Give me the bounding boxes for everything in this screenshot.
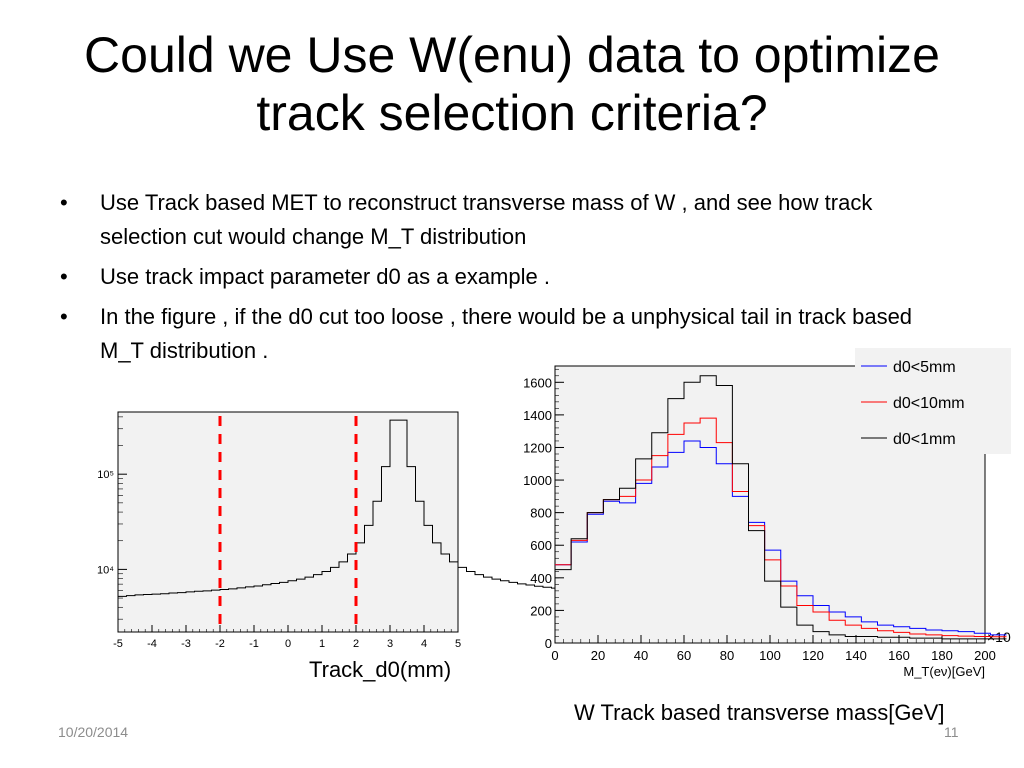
- y-tick-label: 200: [530, 603, 552, 618]
- legend-label: d0<5mm: [893, 359, 956, 376]
- x-tick-label: 0: [551, 648, 558, 663]
- y-tick-label: 0: [545, 636, 552, 651]
- x-tick-label: 20: [591, 648, 605, 663]
- x-axis-label: M_T(eν)[GeV]: [903, 664, 985, 679]
- d0-figure-caption: Track_d0(mm): [309, 657, 452, 682]
- page-number: 11: [944, 724, 959, 740]
- bullet-item: • Use track impact parameter d0 as a exam…: [58, 260, 958, 294]
- x-tick-label: 100: [759, 648, 781, 663]
- x-tick-label: -4: [147, 638, 157, 650]
- legend-label: d0<1mm: [893, 431, 956, 448]
- y-tick-label: 600: [530, 538, 552, 553]
- x-tick-label: 0: [285, 638, 291, 650]
- bullet-dot: •: [60, 304, 68, 329]
- y-tick-label: 800: [530, 506, 552, 521]
- y-tick-label: 1400: [523, 408, 552, 423]
- x-tick-label: 160: [888, 648, 910, 663]
- x-tick-label: 5: [455, 638, 461, 650]
- plot-frame: [117, 411, 459, 633]
- series-line-2: [555, 375, 1007, 640]
- x-tick-label: -5: [113, 638, 123, 650]
- x-tick-label: 40: [634, 648, 648, 663]
- slide-title: Could we Use W(enu) data to optimize tra…: [84, 27, 940, 141]
- y-tick-label: 1200: [523, 440, 552, 455]
- y-tick-label: 1600: [523, 375, 552, 390]
- y-tick-label: 10⁴: [97, 564, 114, 576]
- d0-histogram-line: [118, 419, 628, 597]
- bullet-dot: •: [60, 264, 68, 289]
- x-tick-label: 120: [802, 648, 824, 663]
- x-tick-label: 1: [319, 638, 325, 650]
- bullet-item: • In the figure , if the d0 cut too loose…: [58, 300, 958, 368]
- x-tick-label: 200: [974, 648, 996, 663]
- y-tick-label: 10⁵: [97, 469, 114, 481]
- x-tick-label: 2: [353, 638, 359, 650]
- bullet-item: • Use Track based MET to reconstruct tran…: [58, 186, 958, 254]
- bullet-text: Use Track based MET to reconstruct trans…: [100, 190, 873, 249]
- series-line-1: [555, 417, 1007, 638]
- x-tick-label: 3: [387, 638, 393, 650]
- x-tick-label: 80: [720, 648, 734, 663]
- y-tick-label: 400: [530, 571, 552, 586]
- legend-label: d0<10mm: [893, 395, 965, 412]
- bullet-text: In the figure , if the d0 cut too loose …: [100, 304, 913, 363]
- x-tick-label: -2: [215, 638, 225, 650]
- bullet-text: Use track impact parameter d0 as a examp…: [100, 264, 550, 289]
- y-tick-label: 1000: [523, 473, 552, 488]
- x-tick-label: 180: [931, 648, 953, 663]
- mt-figure-caption: W Track based transverse mass[GeV]: [574, 700, 945, 725]
- footer-date: 10/20/2014: [58, 724, 129, 740]
- x-tick-label: -1: [249, 638, 259, 650]
- x-tick-label: 140: [845, 648, 867, 663]
- bullet-dot: •: [60, 190, 68, 215]
- x-tick-label: 4: [421, 638, 427, 650]
- x-tick-label: -3: [181, 638, 191, 650]
- x-tick-label: 60: [677, 648, 691, 663]
- bullet-list: • Use Track based MET to reconstruct tran…: [58, 186, 958, 374]
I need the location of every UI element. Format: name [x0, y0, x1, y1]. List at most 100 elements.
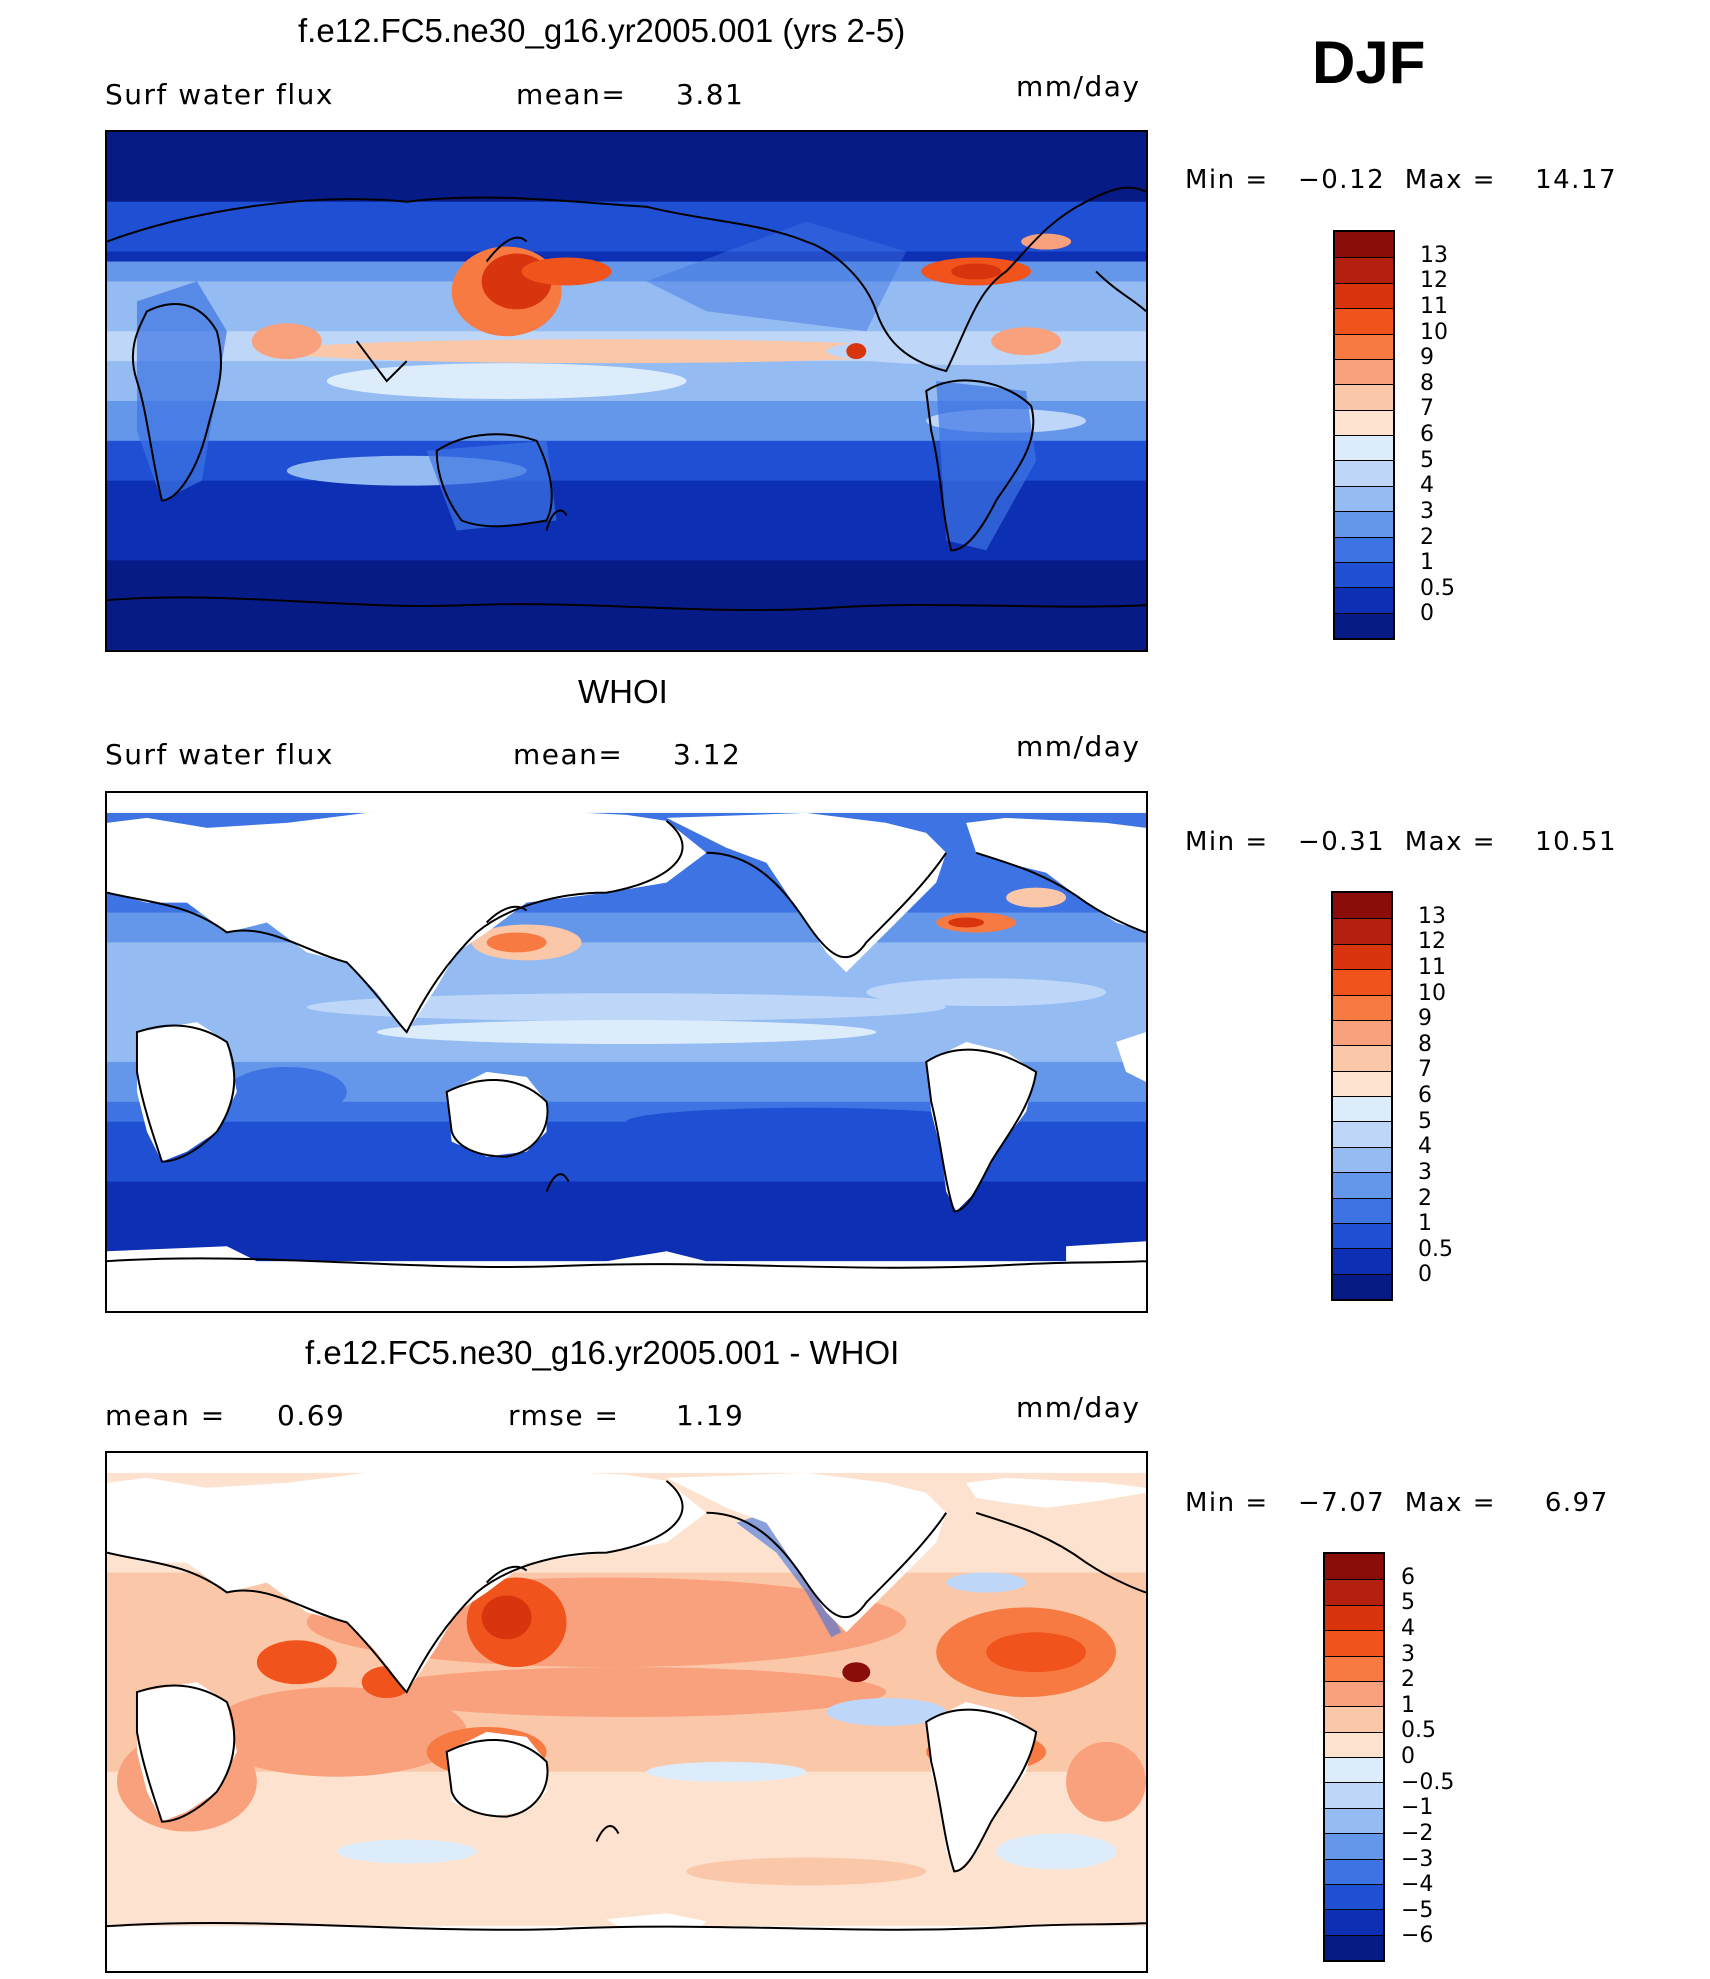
colorbar-tick-label: 7: [1420, 396, 1434, 422]
colorbar-segment: [1333, 943, 1391, 970]
panel-3-mean-label: mean =: [105, 1399, 226, 1432]
colorbar-segment: [1325, 1731, 1383, 1757]
colorbar-segment: [1333, 1045, 1391, 1071]
panel-3-min-label: Min =: [1185, 1488, 1269, 1518]
panel-3-rmse-label: rmse =: [508, 1399, 620, 1432]
colorbar-segment: [1335, 612, 1393, 638]
colorbar-segment: [1333, 1248, 1391, 1274]
panel-2-min-value: −0.31: [1297, 827, 1386, 857]
colorbar-segment: [1325, 1630, 1383, 1656]
panel-2-max-label: Max =: [1404, 827, 1497, 857]
colorbar-segment: [1335, 232, 1393, 258]
colorbar-tick-label: 12: [1420, 268, 1448, 294]
colorbar-tick-label: 5: [1420, 447, 1434, 473]
colorbar-tick-label: 5: [1401, 1590, 1415, 1616]
panel-1-min-max: Min = −0.12 Max = 14.17: [1185, 165, 1617, 195]
colorbar-segment: [1335, 561, 1393, 588]
colorbar-segment: [1335, 511, 1393, 537]
panel-2-units: mm/day: [1016, 730, 1141, 763]
colorbar-segment: [1325, 1858, 1383, 1884]
panel-2-colorbar: [1331, 891, 1393, 1301]
colorbar-tick-label: 0: [1418, 1262, 1432, 1288]
difference-map: [107, 1453, 1146, 1971]
colorbar-segment: [1333, 969, 1391, 995]
colorbar-tick-label: −6: [1401, 1923, 1434, 1949]
colorbar-tick-label: −1: [1401, 1795, 1434, 1821]
colorbar-segment: [1325, 1680, 1383, 1707]
colorbar-segment: [1335, 282, 1393, 309]
colorbar-segment: [1325, 1554, 1383, 1580]
panel-2-min-max: Min = −0.31 Max = 10.51: [1185, 827, 1617, 857]
colorbar-tick-label: 6: [1418, 1083, 1432, 1108]
colorbar-tick-label: 9: [1418, 1006, 1432, 1032]
panel-3-min-max: Min = −7.07 Max = 6.97: [1185, 1488, 1609, 1518]
panel-2-title: WHOI: [578, 673, 668, 710]
colorbar-segment: [1325, 1934, 1383, 1960]
colorbar-tick-label: 8: [1420, 370, 1434, 396]
colorbar-tick-label: 13: [1418, 903, 1446, 929]
panel-1-units: mm/day: [1016, 70, 1141, 103]
colorbar-segment: [1325, 1883, 1383, 1910]
colorbar-segment: [1335, 587, 1393, 613]
colorbar-tick-label: 0: [1420, 601, 1434, 627]
colorbar-tick-label: 4: [1401, 1615, 1415, 1641]
colorbar-tick-label: 10: [1418, 980, 1446, 1006]
colorbar-segment: [1325, 1807, 1383, 1834]
colorbar-tick-label: −0.5: [1401, 1769, 1455, 1795]
colorbar-tick-label: 4: [1418, 1134, 1432, 1160]
colorbar-tick-label: 13: [1420, 242, 1448, 268]
panel-3-max-value: 6.97: [1544, 1488, 1609, 1518]
colorbar-segment: [1335, 308, 1393, 334]
colorbar-segment: [1325, 1579, 1383, 1605]
panel-2-mean-label: mean=: [513, 738, 624, 771]
panel-1-title: f.e12.FC5.ne30_g16.yr2005.001 (yrs 2-5): [298, 12, 906, 49]
colorbar-segment: [1333, 893, 1391, 919]
colorbar-segment: [1333, 994, 1391, 1020]
colorbar-tick-label: 0.5: [1418, 1236, 1453, 1262]
panel-3-map: [105, 1451, 1148, 1973]
colorbar-segment: [1333, 1121, 1391, 1147]
colorbar-segment: [1333, 1273, 1391, 1299]
colorbar-tick-label: 3: [1420, 498, 1434, 524]
panel-3-title: f.e12.FC5.ne30_g16.yr2005.001 - WHOI: [305, 1334, 900, 1371]
colorbar-segment: [1325, 1604, 1383, 1631]
colorbar-segment: [1335, 358, 1393, 385]
colorbar-tick-label: 9: [1420, 345, 1434, 371]
season-label: DJF: [1312, 29, 1426, 96]
colorbar-tick-label: 2: [1420, 524, 1434, 550]
colorbar-tick-label: −2: [1401, 1820, 1434, 1846]
colorbar-segment: [1333, 1222, 1391, 1249]
colorbar-segment: [1335, 384, 1393, 410]
colorbar-segment: [1333, 1096, 1391, 1122]
colorbar-segment: [1335, 460, 1393, 486]
colorbar-tick-label: 6: [1420, 422, 1434, 447]
colorbar-tick-label: 2: [1418, 1185, 1432, 1211]
panel-1-map: [105, 130, 1148, 652]
colorbar-tick-label: 8: [1418, 1031, 1432, 1057]
colorbar-tick-label: 0.5: [1420, 575, 1455, 601]
colorbar-segment: [1335, 257, 1393, 283]
colorbar-segment: [1325, 1833, 1383, 1859]
observed-precip-map: [107, 793, 1146, 1311]
colorbar-segment: [1333, 1019, 1391, 1046]
colorbar-segment: [1333, 1146, 1391, 1173]
colorbar-tick-label: 12: [1418, 929, 1446, 955]
colorbar-tick-label: 10: [1420, 319, 1448, 345]
colorbar-tick-label: 11: [1418, 954, 1446, 980]
colorbar-segment: [1335, 536, 1393, 562]
colorbar-tick-label: 0.5: [1401, 1718, 1436, 1744]
colorbar-tick-label: −5: [1401, 1897, 1434, 1923]
colorbar-segment: [1335, 333, 1393, 359]
model-precip-map: [107, 132, 1146, 650]
panel-2-variable-label: Surf water flux: [105, 738, 334, 771]
panel-2-mean-value: 3.12: [673, 738, 742, 771]
colorbar-tick-label: −4: [1401, 1872, 1434, 1898]
colorbar-segment: [1333, 1172, 1391, 1198]
colorbar-tick-label: 3: [1418, 1159, 1432, 1185]
colorbar-tick-label: 7: [1418, 1057, 1432, 1083]
panel-1-min-label: Min =: [1185, 165, 1269, 195]
panel-3-mean-value: 0.69: [277, 1399, 346, 1432]
colorbar-segment: [1335, 409, 1393, 435]
panel-2-max-value: 10.51: [1535, 827, 1618, 857]
colorbar-segment: [1325, 1757, 1383, 1783]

• • • • •

### THE REQUEST
Copy the records word for word, starting at the line that has "colorbar-tick-label: 7: [1420, 396, 1434, 422]" and stopping after the line that has "colorbar-segment: [1325, 1630, 1383, 1656]". Include both of those lines and nothing else.

### FULL RESPONSE
colorbar-tick-label: 7: [1420, 396, 1434, 422]
colorbar-segment: [1333, 943, 1391, 970]
panel-3-mean-label: mean =: [105, 1399, 226, 1432]
colorbar-segment: [1325, 1731, 1383, 1757]
colorbar-segment: [1333, 1045, 1391, 1071]
panel-3-min-label: Min =: [1185, 1488, 1269, 1518]
panel-3-rmse-label: rmse =: [508, 1399, 620, 1432]
colorbar-segment: [1335, 612, 1393, 638]
colorbar-segment: [1333, 1248, 1391, 1274]
panel-2-min-value: −0.31: [1297, 827, 1386, 857]
colorbar-segment: [1325, 1630, 1383, 1656]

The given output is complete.